(Figure content listings)
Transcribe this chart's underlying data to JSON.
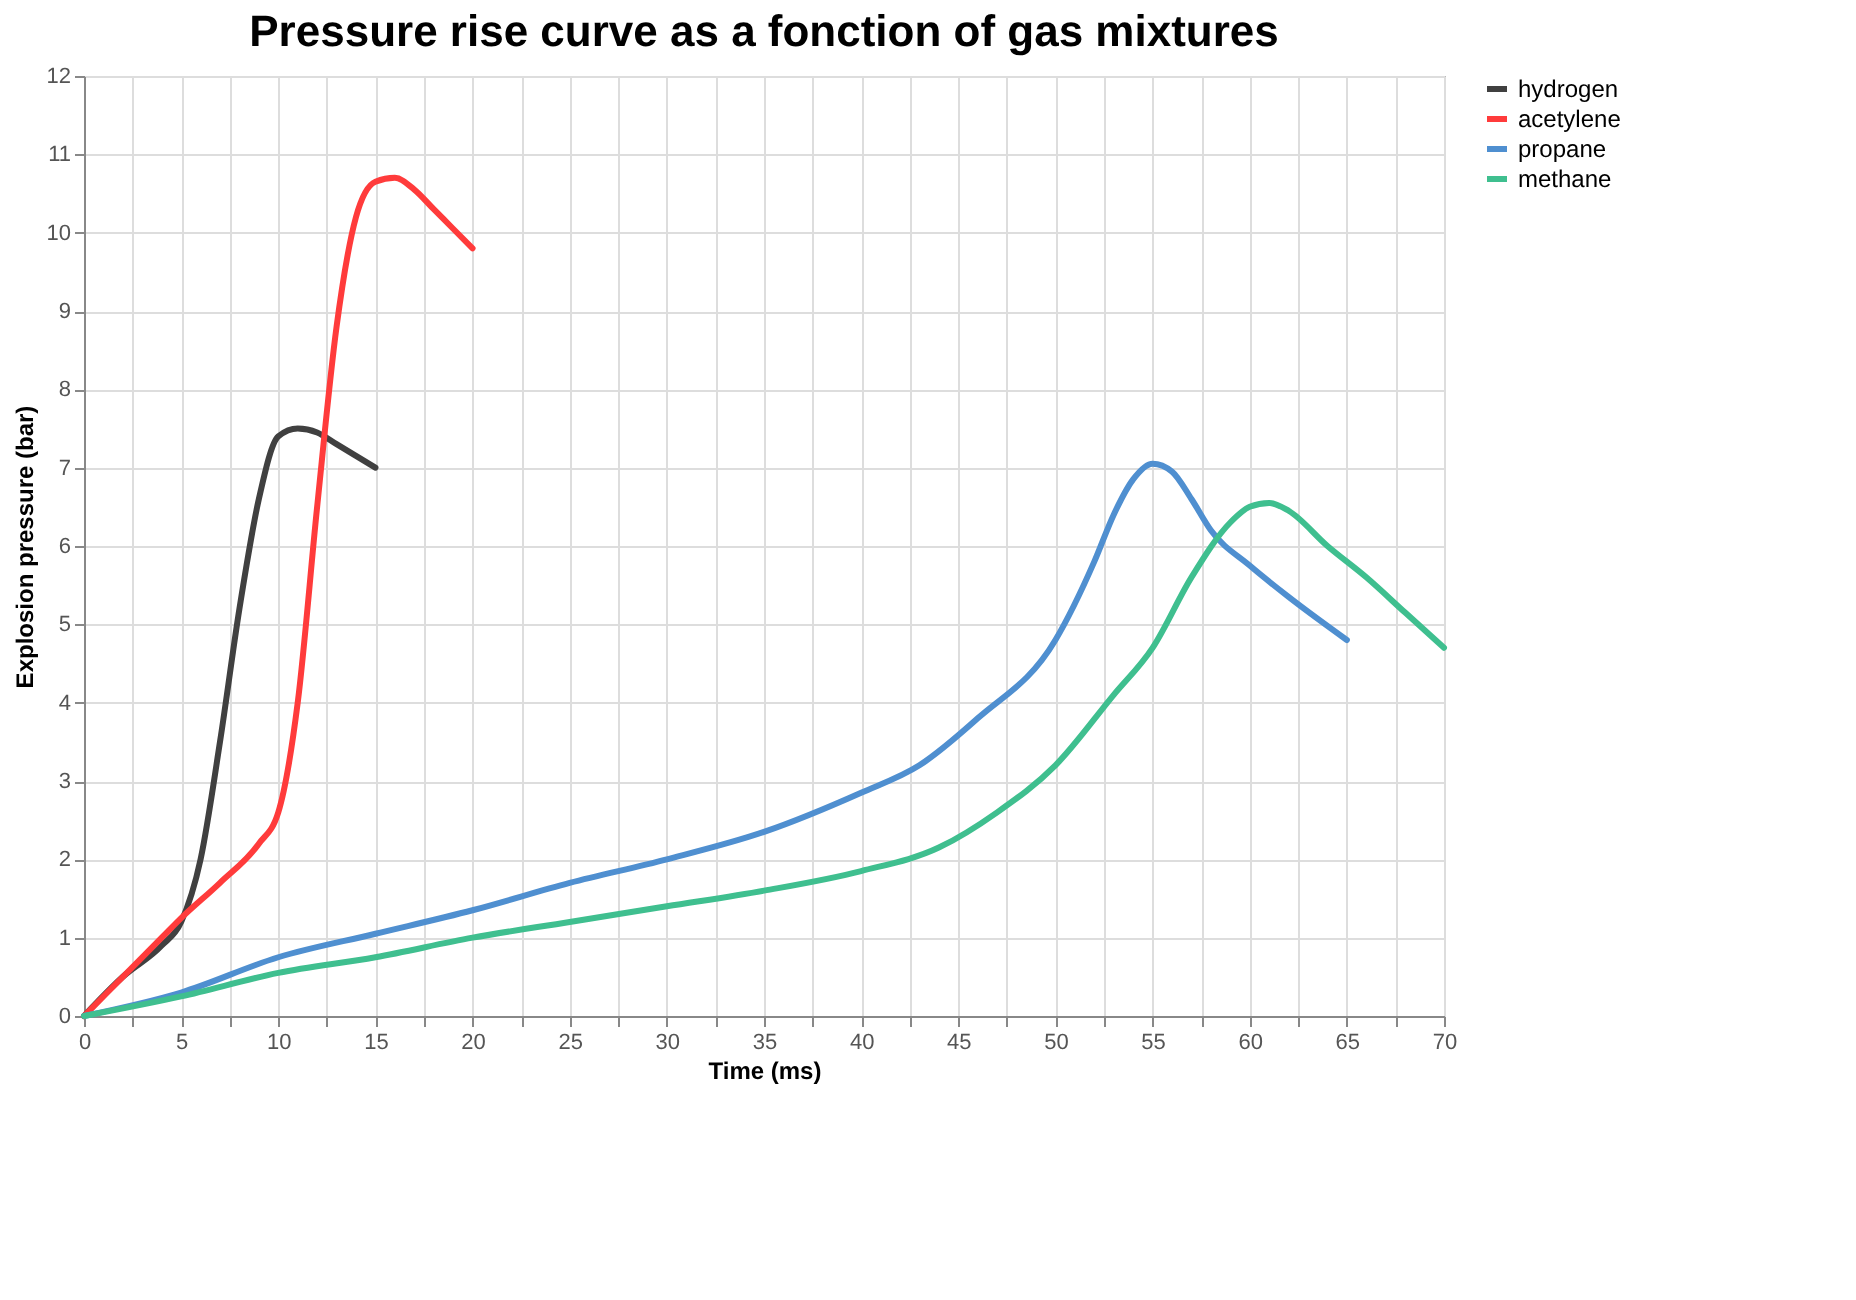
{
  "chart_data": {
    "type": "line",
    "title": "Pressure rise curve as a fonction of gas mixtures",
    "xlabel": "Time (ms)",
    "ylabel": "Explosion pressure (bar)",
    "xlim": [
      0,
      70
    ],
    "ylim": [
      0,
      12
    ],
    "xticks": [
      0,
      {
        "value": 2.5,
        "label": null
      },
      5,
      {
        "value": 7.5,
        "label": null
      },
      10,
      {
        "value": 12.5,
        "label": null
      },
      15,
      {
        "value": 17.5,
        "label": null
      },
      20,
      {
        "value": 22.5,
        "label": null
      },
      25,
      {
        "value": 27.5,
        "label": null
      },
      30,
      {
        "value": 32.5,
        "label": null
      },
      35,
      {
        "value": 37.5,
        "label": null
      },
      40,
      {
        "value": 42.5,
        "label": null
      },
      45,
      {
        "value": 47.5,
        "label": null
      },
      50,
      {
        "value": 52.5,
        "label": null
      },
      55,
      {
        "value": 57.5,
        "label": null
      },
      60,
      {
        "value": 62.5,
        "label": null
      },
      65,
      {
        "value": 67.5,
        "label": null
      },
      70
    ],
    "yticks": [
      0,
      1,
      2,
      3,
      4,
      5,
      6,
      7,
      8,
      9,
      10,
      11,
      12
    ],
    "grid": true,
    "legend": "right",
    "marker": "none",
    "line_style": "solid",
    "series": [
      {
        "name": "hydrogen",
        "color": "#404040",
        "x": [
          0,
          2,
          4,
          5,
          6,
          7,
          8,
          9,
          10,
          11,
          12,
          13,
          14,
          15
        ],
        "values": [
          0,
          0.5,
          0.9,
          1.2,
          2,
          3.5,
          5.2,
          6.6,
          7.4,
          7.5,
          7.45,
          7.3,
          7.15,
          7.0
        ]
      },
      {
        "name": "acetylene",
        "color": "#ff3b3b",
        "x": [
          0,
          2,
          4,
          5,
          7,
          9,
          10,
          11,
          12,
          13,
          14,
          15,
          16,
          17,
          18,
          19,
          20
        ],
        "values": [
          0,
          0.5,
          1.0,
          1.25,
          1.7,
          2.2,
          2.6,
          4.0,
          6.5,
          8.8,
          10.2,
          10.65,
          10.7,
          10.55,
          10.3,
          10.05,
          9.8
        ]
      },
      {
        "name": "propane",
        "color": "#4f8fd0",
        "x": [
          0,
          5,
          10,
          15,
          20,
          25,
          30,
          35,
          40,
          43,
          46,
          50,
          52,
          53,
          54,
          55,
          56,
          57,
          58,
          60,
          62,
          65
        ],
        "values": [
          0,
          0.3,
          0.75,
          1.05,
          1.35,
          1.7,
          2.0,
          2.35,
          2.85,
          3.2,
          3.8,
          4.8,
          5.8,
          6.4,
          6.85,
          7.05,
          6.95,
          6.6,
          6.2,
          5.75,
          5.35,
          4.8
        ]
      },
      {
        "name": "methane",
        "color": "#3fbf8f",
        "x": [
          0,
          5,
          10,
          15,
          20,
          25,
          30,
          35,
          40,
          44,
          47,
          50,
          53,
          55,
          57,
          59,
          60,
          61,
          62,
          64,
          66,
          68,
          70
        ],
        "values": [
          0,
          0.25,
          0.55,
          0.75,
          1.0,
          1.2,
          1.4,
          1.6,
          1.85,
          2.15,
          2.6,
          3.2,
          4.1,
          4.7,
          5.6,
          6.3,
          6.5,
          6.55,
          6.45,
          6.0,
          5.6,
          5.15,
          4.7
        ]
      }
    ]
  }
}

PROBLEM TO WORK ON = Except for the pictures, print the data above exactly.

EXERCISE OUTPUT =
Transcribe this chart's underlying data to JSON.
{
  "chart_data": {
    "type": "line",
    "title": "Pressure rise curve as a fonction of gas mixtures",
    "xlabel": "Time (ms)",
    "ylabel": "Explosion pressure (bar)",
    "xlim": [
      0,
      70
    ],
    "ylim": [
      0,
      12
    ],
    "xticks": [
      0,
      {
        "value": 2.5,
        "label": null
      },
      5,
      {
        "value": 7.5,
        "label": null
      },
      10,
      {
        "value": 12.5,
        "label": null
      },
      15,
      {
        "value": 17.5,
        "label": null
      },
      20,
      {
        "value": 22.5,
        "label": null
      },
      25,
      {
        "value": 27.5,
        "label": null
      },
      30,
      {
        "value": 32.5,
        "label": null
      },
      35,
      {
        "value": 37.5,
        "label": null
      },
      40,
      {
        "value": 42.5,
        "label": null
      },
      45,
      {
        "value": 47.5,
        "label": null
      },
      50,
      {
        "value": 52.5,
        "label": null
      },
      55,
      {
        "value": 57.5,
        "label": null
      },
      60,
      {
        "value": 62.5,
        "label": null
      },
      65,
      {
        "value": 67.5,
        "label": null
      },
      70
    ],
    "yticks": [
      0,
      1,
      2,
      3,
      4,
      5,
      6,
      7,
      8,
      9,
      10,
      11,
      12
    ],
    "grid": true,
    "legend": "right",
    "marker": "none",
    "line_style": "solid",
    "series": [
      {
        "name": "hydrogen",
        "color": "#404040",
        "x": [
          0,
          2,
          4,
          5,
          6,
          7,
          8,
          9,
          10,
          11,
          12,
          13,
          14,
          15
        ],
        "values": [
          0,
          0.5,
          0.9,
          1.2,
          2,
          3.5,
          5.2,
          6.6,
          7.4,
          7.5,
          7.45,
          7.3,
          7.15,
          7.0
        ]
      },
      {
        "name": "acetylene",
        "color": "#ff3b3b",
        "x": [
          0,
          2,
          4,
          5,
          7,
          9,
          10,
          11,
          12,
          13,
          14,
          15,
          16,
          17,
          18,
          19,
          20
        ],
        "values": [
          0,
          0.5,
          1.0,
          1.25,
          1.7,
          2.2,
          2.6,
          4.0,
          6.5,
          8.8,
          10.2,
          10.65,
          10.7,
          10.55,
          10.3,
          10.05,
          9.8
        ]
      },
      {
        "name": "propane",
        "color": "#4f8fd0",
        "x": [
          0,
          5,
          10,
          15,
          20,
          25,
          30,
          35,
          40,
          43,
          46,
          50,
          52,
          53,
          54,
          55,
          56,
          57,
          58,
          60,
          62,
          65
        ],
        "values": [
          0,
          0.3,
          0.75,
          1.05,
          1.35,
          1.7,
          2.0,
          2.35,
          2.85,
          3.2,
          3.8,
          4.8,
          5.8,
          6.4,
          6.85,
          7.05,
          6.95,
          6.6,
          6.2,
          5.75,
          5.35,
          4.8
        ]
      },
      {
        "name": "methane",
        "color": "#3fbf8f",
        "x": [
          0,
          5,
          10,
          15,
          20,
          25,
          30,
          35,
          40,
          44,
          47,
          50,
          53,
          55,
          57,
          59,
          60,
          61,
          62,
          64,
          66,
          68,
          70
        ],
        "values": [
          0,
          0.25,
          0.55,
          0.75,
          1.0,
          1.2,
          1.4,
          1.6,
          1.85,
          2.15,
          2.6,
          3.2,
          4.1,
          4.7,
          5.6,
          6.3,
          6.5,
          6.55,
          6.45,
          6.0,
          5.6,
          5.15,
          4.7
        ]
      }
    ]
  }
}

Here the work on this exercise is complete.